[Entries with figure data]
**********
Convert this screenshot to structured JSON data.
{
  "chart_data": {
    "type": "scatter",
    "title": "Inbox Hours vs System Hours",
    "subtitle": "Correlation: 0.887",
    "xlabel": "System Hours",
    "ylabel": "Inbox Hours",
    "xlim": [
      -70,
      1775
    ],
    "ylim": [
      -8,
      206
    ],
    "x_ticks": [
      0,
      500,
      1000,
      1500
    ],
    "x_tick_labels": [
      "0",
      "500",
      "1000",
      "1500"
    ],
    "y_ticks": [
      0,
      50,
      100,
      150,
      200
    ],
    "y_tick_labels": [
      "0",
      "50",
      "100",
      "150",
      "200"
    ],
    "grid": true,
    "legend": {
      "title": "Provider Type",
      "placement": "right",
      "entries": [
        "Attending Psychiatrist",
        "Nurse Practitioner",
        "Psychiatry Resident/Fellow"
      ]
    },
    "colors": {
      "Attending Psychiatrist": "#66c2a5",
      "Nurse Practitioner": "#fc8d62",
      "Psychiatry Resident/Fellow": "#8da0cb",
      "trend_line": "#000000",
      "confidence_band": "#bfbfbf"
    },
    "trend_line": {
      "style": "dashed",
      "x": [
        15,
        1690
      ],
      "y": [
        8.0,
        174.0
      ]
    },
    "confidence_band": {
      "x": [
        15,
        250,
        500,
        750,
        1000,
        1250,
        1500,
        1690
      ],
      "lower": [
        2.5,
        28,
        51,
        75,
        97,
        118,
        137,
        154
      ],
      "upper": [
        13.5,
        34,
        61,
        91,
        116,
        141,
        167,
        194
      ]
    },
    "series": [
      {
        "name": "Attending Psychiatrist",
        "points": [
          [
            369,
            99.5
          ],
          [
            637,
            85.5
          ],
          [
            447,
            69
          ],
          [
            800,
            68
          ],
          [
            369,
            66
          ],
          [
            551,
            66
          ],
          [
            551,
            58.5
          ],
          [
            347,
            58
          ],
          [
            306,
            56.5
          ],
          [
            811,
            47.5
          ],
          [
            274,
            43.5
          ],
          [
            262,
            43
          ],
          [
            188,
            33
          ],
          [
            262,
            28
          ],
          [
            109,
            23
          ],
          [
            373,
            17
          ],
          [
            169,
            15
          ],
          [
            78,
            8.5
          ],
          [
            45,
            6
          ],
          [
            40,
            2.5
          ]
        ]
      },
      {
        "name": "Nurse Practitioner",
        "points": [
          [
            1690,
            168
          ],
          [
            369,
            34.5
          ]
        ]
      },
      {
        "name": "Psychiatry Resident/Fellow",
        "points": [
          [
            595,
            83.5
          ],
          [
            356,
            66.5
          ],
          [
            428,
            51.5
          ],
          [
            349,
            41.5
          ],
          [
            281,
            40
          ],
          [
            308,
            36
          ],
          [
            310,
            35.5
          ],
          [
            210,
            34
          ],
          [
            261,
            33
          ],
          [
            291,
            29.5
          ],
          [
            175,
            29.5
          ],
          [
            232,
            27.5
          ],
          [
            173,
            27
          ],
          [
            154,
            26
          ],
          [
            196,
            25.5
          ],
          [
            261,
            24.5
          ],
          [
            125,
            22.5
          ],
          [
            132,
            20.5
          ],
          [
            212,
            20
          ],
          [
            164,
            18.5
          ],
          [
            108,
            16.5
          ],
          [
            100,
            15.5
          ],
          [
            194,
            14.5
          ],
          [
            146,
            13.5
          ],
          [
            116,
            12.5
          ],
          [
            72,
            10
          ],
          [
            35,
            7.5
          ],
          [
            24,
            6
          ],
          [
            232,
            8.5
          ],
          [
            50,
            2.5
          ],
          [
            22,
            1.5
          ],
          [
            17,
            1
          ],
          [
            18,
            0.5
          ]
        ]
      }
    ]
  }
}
**********
What you need to do: Send back all of the entries exactly, with nothing missing.

Output of the task:
Convert this screenshot to structured JSON data.
{
  "chart_data": {
    "type": "scatter",
    "title": "Inbox Hours vs System Hours",
    "subtitle": "Correlation: 0.887",
    "xlabel": "System Hours",
    "ylabel": "Inbox Hours",
    "xlim": [
      -70,
      1775
    ],
    "ylim": [
      -8,
      206
    ],
    "x_ticks": [
      0,
      500,
      1000,
      1500
    ],
    "x_tick_labels": [
      "0",
      "500",
      "1000",
      "1500"
    ],
    "y_ticks": [
      0,
      50,
      100,
      150,
      200
    ],
    "y_tick_labels": [
      "0",
      "50",
      "100",
      "150",
      "200"
    ],
    "grid": true,
    "legend": {
      "title": "Provider Type",
      "placement": "right",
      "entries": [
        "Attending Psychiatrist",
        "Nurse Practitioner",
        "Psychiatry Resident/Fellow"
      ]
    },
    "colors": {
      "Attending Psychiatrist": "#66c2a5",
      "Nurse Practitioner": "#fc8d62",
      "Psychiatry Resident/Fellow": "#8da0cb",
      "trend_line": "#000000",
      "confidence_band": "#bfbfbf"
    },
    "trend_line": {
      "style": "dashed",
      "x": [
        15,
        1690
      ],
      "y": [
        8.0,
        174.0
      ]
    },
    "confidence_band": {
      "x": [
        15,
        250,
        500,
        750,
        1000,
        1250,
        1500,
        1690
      ],
      "lower": [
        2.5,
        28,
        51,
        75,
        97,
        118,
        137,
        154
      ],
      "upper": [
        13.5,
        34,
        61,
        91,
        116,
        141,
        167,
        194
      ]
    },
    "series": [
      {
        "name": "Attending Psychiatrist",
        "points": [
          [
            369,
            99.5
          ],
          [
            637,
            85.5
          ],
          [
            447,
            69
          ],
          [
            800,
            68
          ],
          [
            369,
            66
          ],
          [
            551,
            66
          ],
          [
            551,
            58.5
          ],
          [
            347,
            58
          ],
          [
            306,
            56.5
          ],
          [
            811,
            47.5
          ],
          [
            274,
            43.5
          ],
          [
            262,
            43
          ],
          [
            188,
            33
          ],
          [
            262,
            28
          ],
          [
            109,
            23
          ],
          [
            373,
            17
          ],
          [
            169,
            15
          ],
          [
            78,
            8.5
          ],
          [
            45,
            6
          ],
          [
            40,
            2.5
          ]
        ]
      },
      {
        "name": "Nurse Practitioner",
        "points": [
          [
            1690,
            168
          ],
          [
            369,
            34.5
          ]
        ]
      },
      {
        "name": "Psychiatry Resident/Fellow",
        "points": [
          [
            595,
            83.5
          ],
          [
            356,
            66.5
          ],
          [
            428,
            51.5
          ],
          [
            349,
            41.5
          ],
          [
            281,
            40
          ],
          [
            308,
            36
          ],
          [
            310,
            35.5
          ],
          [
            210,
            34
          ],
          [
            261,
            33
          ],
          [
            291,
            29.5
          ],
          [
            175,
            29.5
          ],
          [
            232,
            27.5
          ],
          [
            173,
            27
          ],
          [
            154,
            26
          ],
          [
            196,
            25.5
          ],
          [
            261,
            24.5
          ],
          [
            125,
            22.5
          ],
          [
            132,
            20.5
          ],
          [
            212,
            20
          ],
          [
            164,
            18.5
          ],
          [
            108,
            16.5
          ],
          [
            100,
            15.5
          ],
          [
            194,
            14.5
          ],
          [
            146,
            13.5
          ],
          [
            116,
            12.5
          ],
          [
            72,
            10
          ],
          [
            35,
            7.5
          ],
          [
            24,
            6
          ],
          [
            232,
            8.5
          ],
          [
            50,
            2.5
          ],
          [
            22,
            1.5
          ],
          [
            17,
            1
          ],
          [
            18,
            0.5
          ]
        ]
      }
    ]
  }
}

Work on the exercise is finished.